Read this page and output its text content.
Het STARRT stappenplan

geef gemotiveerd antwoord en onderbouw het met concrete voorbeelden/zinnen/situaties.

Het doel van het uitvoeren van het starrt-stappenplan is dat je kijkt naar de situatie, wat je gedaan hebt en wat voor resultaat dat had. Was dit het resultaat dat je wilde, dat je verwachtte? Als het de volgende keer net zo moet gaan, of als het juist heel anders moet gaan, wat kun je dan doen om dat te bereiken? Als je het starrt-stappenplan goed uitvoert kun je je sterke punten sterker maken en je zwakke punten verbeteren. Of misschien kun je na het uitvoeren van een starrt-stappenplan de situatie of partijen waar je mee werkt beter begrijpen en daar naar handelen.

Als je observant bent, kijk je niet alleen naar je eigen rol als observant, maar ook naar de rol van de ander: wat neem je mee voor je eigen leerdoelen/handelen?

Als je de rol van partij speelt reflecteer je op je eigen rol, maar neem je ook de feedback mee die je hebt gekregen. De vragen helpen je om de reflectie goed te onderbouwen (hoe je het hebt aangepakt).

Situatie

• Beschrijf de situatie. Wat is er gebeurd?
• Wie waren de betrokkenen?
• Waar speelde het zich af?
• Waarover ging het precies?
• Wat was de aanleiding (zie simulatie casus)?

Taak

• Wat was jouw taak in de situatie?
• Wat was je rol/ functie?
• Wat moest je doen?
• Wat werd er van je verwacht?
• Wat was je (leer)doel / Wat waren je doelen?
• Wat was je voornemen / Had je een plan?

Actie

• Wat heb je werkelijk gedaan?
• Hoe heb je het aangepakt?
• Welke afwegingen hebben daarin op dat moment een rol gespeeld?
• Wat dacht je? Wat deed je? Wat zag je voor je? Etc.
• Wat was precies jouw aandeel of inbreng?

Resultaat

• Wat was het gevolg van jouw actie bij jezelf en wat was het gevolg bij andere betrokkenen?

* _Your objective_: Pull every line containing the word "betrokkenen" out of the material and copy it.

* _Response_:
• Wie waren de betrokkenen?
• Wat was het gevolg van jouw actie bij jezelf en wat was het gevolg bij andere betrokkenen?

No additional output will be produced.